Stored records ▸

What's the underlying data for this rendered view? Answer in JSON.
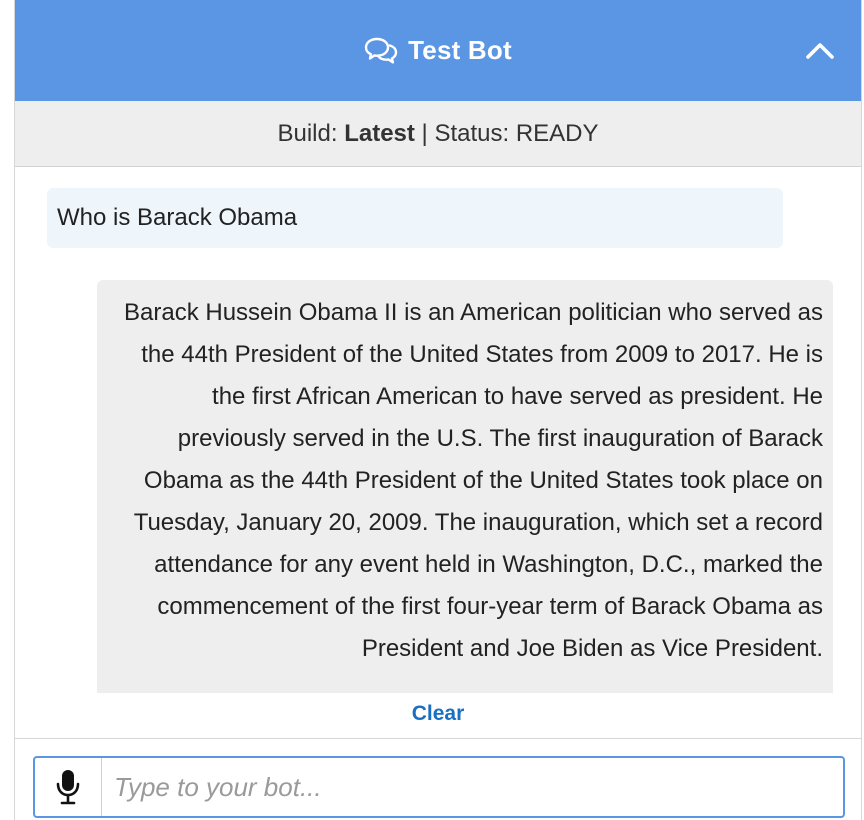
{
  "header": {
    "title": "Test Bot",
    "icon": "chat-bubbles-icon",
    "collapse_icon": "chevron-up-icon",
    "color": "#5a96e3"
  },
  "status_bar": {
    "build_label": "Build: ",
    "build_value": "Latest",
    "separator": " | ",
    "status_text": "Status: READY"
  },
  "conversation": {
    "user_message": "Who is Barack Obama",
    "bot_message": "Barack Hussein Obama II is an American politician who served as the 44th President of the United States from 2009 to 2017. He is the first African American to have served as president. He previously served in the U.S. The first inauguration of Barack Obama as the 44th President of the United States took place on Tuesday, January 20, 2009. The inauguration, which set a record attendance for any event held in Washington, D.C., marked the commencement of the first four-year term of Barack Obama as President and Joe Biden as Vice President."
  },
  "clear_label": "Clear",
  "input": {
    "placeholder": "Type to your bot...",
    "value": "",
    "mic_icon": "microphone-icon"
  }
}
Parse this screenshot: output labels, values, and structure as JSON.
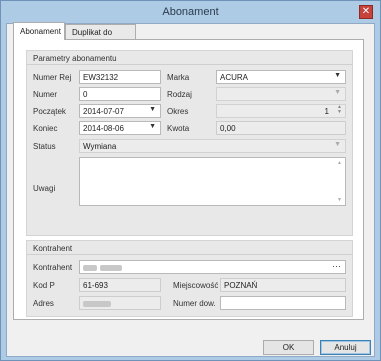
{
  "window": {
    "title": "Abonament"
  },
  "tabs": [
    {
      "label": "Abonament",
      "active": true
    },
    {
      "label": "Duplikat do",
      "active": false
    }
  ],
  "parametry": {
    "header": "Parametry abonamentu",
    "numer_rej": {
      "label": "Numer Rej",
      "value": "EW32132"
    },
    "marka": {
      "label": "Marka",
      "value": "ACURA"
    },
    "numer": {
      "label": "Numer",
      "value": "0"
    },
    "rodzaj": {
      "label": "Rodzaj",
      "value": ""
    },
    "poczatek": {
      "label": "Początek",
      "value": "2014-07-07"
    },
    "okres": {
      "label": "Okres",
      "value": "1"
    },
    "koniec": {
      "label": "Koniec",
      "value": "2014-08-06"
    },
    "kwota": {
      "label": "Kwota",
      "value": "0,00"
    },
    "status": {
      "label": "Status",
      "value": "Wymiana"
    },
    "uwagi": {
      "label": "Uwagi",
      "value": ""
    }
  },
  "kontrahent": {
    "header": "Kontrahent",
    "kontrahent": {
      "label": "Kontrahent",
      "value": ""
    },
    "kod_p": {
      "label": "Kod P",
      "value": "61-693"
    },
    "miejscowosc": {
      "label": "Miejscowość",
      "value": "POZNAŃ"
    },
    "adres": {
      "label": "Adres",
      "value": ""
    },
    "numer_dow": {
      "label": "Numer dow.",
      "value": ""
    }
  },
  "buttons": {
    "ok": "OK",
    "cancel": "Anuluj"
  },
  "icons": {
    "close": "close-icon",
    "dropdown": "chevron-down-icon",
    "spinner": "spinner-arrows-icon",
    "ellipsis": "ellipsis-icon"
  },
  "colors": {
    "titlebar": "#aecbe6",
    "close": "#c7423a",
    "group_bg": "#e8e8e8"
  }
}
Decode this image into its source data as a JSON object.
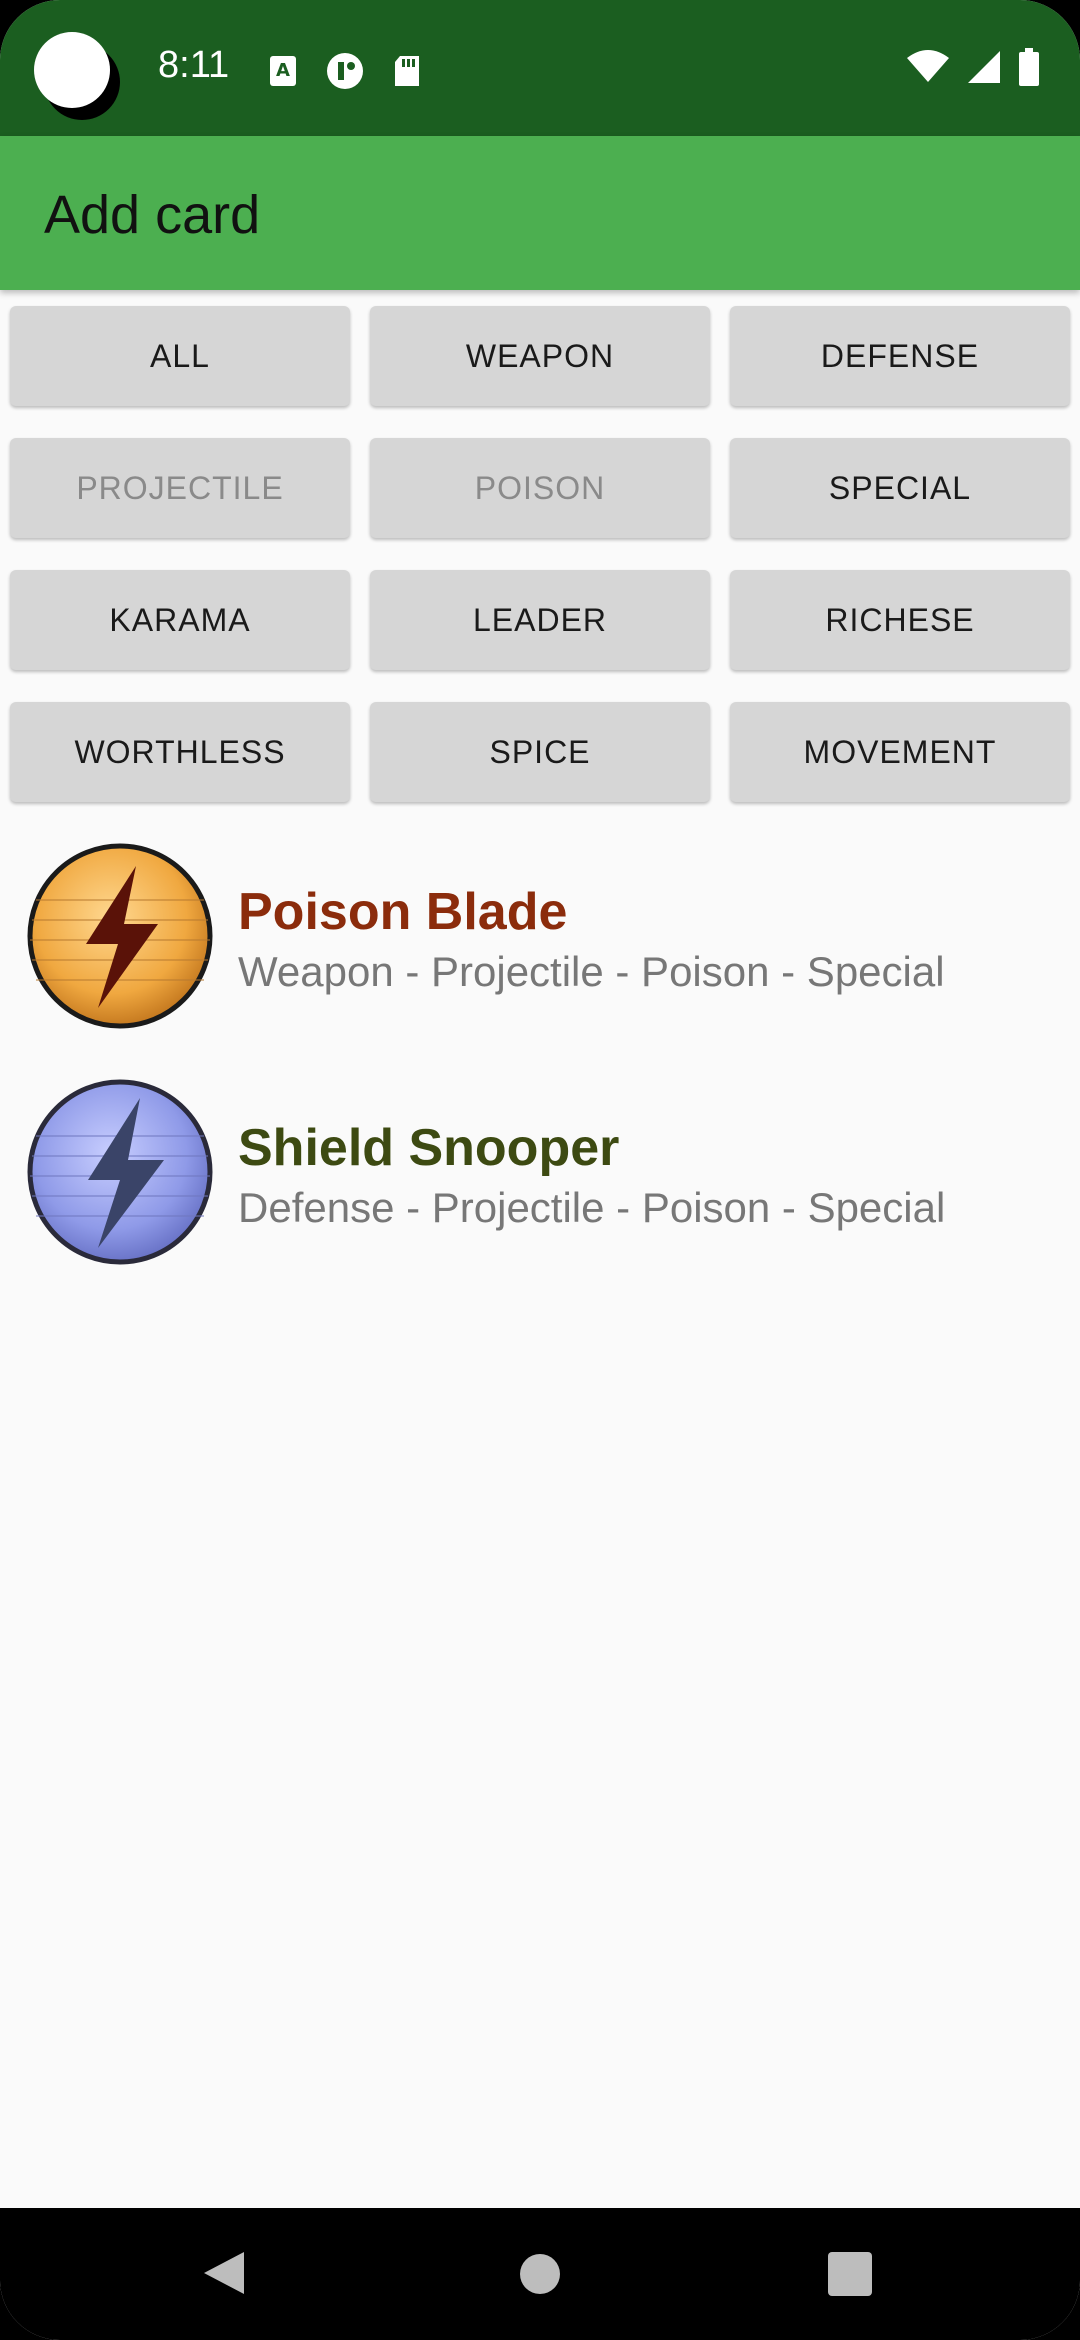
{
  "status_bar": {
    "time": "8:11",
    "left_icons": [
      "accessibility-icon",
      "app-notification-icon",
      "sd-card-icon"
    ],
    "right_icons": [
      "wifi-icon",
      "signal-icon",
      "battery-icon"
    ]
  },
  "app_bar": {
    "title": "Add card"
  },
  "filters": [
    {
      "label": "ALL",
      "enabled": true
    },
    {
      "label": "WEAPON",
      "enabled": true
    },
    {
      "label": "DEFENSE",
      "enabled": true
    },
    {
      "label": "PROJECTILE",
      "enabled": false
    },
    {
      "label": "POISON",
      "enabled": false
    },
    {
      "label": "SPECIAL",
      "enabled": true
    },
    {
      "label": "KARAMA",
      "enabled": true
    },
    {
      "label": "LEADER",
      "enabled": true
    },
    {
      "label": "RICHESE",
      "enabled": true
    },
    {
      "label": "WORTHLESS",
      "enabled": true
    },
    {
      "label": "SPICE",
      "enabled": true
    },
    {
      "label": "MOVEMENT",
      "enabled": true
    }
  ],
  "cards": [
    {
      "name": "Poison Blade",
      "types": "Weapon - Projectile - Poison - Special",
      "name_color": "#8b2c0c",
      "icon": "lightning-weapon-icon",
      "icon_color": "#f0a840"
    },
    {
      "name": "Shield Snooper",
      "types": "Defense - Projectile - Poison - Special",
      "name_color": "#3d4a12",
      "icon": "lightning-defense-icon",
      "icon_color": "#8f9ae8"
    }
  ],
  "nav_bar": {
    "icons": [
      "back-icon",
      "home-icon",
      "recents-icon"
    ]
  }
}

--

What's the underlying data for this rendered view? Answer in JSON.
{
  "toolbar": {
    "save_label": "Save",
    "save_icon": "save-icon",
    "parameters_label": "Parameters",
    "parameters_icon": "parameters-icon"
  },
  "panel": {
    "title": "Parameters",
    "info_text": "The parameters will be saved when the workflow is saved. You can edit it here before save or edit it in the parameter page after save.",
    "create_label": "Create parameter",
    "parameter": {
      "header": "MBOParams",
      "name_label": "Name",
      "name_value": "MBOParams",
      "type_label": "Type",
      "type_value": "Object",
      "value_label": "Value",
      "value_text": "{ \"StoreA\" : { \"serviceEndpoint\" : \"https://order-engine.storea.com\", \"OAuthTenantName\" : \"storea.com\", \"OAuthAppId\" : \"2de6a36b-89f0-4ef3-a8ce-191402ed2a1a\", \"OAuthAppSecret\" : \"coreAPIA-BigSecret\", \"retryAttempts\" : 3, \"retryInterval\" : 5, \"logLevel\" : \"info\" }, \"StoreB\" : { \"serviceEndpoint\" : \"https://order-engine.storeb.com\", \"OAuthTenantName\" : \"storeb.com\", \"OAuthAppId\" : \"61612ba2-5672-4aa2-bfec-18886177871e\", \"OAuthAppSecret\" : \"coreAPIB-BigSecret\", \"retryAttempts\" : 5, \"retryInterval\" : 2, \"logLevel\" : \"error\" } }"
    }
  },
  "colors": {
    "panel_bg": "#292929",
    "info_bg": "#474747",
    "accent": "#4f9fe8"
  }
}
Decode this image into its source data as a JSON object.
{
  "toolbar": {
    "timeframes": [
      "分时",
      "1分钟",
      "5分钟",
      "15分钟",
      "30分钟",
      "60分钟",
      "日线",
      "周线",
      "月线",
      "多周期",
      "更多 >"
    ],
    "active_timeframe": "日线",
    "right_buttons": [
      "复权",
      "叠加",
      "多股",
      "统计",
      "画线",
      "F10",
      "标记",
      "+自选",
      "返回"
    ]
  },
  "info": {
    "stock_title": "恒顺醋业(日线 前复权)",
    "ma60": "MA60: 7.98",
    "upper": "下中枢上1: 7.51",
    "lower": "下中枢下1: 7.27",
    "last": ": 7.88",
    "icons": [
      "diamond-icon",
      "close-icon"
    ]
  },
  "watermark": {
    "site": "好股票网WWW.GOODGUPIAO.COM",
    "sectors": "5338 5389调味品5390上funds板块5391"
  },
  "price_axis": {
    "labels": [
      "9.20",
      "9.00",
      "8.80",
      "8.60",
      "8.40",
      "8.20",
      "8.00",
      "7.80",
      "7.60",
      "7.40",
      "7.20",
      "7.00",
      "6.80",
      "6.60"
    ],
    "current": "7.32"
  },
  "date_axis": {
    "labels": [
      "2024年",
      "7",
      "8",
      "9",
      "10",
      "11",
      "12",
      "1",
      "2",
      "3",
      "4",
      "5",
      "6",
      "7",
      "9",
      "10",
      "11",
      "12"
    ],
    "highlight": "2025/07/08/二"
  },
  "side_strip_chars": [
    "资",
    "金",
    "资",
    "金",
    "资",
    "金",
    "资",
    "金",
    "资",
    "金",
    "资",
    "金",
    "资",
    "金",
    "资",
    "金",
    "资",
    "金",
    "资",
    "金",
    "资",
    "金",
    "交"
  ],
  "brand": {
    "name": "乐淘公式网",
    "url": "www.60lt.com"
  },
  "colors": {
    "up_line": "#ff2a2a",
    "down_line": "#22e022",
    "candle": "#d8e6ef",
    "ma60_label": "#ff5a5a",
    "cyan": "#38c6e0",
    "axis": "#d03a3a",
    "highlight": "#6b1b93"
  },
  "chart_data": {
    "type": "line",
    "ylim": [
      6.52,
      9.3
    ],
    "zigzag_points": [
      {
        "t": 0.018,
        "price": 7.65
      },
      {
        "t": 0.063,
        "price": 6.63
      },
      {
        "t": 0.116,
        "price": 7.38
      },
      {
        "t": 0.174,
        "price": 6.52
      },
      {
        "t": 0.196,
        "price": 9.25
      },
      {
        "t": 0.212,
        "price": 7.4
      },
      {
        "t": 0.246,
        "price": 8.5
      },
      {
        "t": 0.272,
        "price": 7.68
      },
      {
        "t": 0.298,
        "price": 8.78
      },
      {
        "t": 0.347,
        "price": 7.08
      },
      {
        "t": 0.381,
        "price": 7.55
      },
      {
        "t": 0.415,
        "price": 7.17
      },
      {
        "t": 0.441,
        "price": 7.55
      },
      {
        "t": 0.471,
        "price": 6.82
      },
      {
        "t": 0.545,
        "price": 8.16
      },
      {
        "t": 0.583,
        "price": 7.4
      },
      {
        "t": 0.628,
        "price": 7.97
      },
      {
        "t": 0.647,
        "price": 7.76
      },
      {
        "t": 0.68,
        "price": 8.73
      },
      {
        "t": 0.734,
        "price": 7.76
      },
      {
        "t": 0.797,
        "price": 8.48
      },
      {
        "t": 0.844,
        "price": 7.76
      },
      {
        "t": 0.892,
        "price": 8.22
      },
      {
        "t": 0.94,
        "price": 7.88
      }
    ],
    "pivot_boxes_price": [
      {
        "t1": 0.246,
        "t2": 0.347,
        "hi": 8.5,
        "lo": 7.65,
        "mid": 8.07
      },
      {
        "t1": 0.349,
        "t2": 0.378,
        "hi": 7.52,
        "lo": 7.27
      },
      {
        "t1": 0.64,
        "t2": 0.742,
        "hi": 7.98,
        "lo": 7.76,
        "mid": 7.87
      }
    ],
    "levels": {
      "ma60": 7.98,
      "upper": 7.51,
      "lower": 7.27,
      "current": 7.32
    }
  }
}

Task brief ▸ Count the lines of the material that include the word "MBOParams", then report only the total.

Expected answer ▸ 2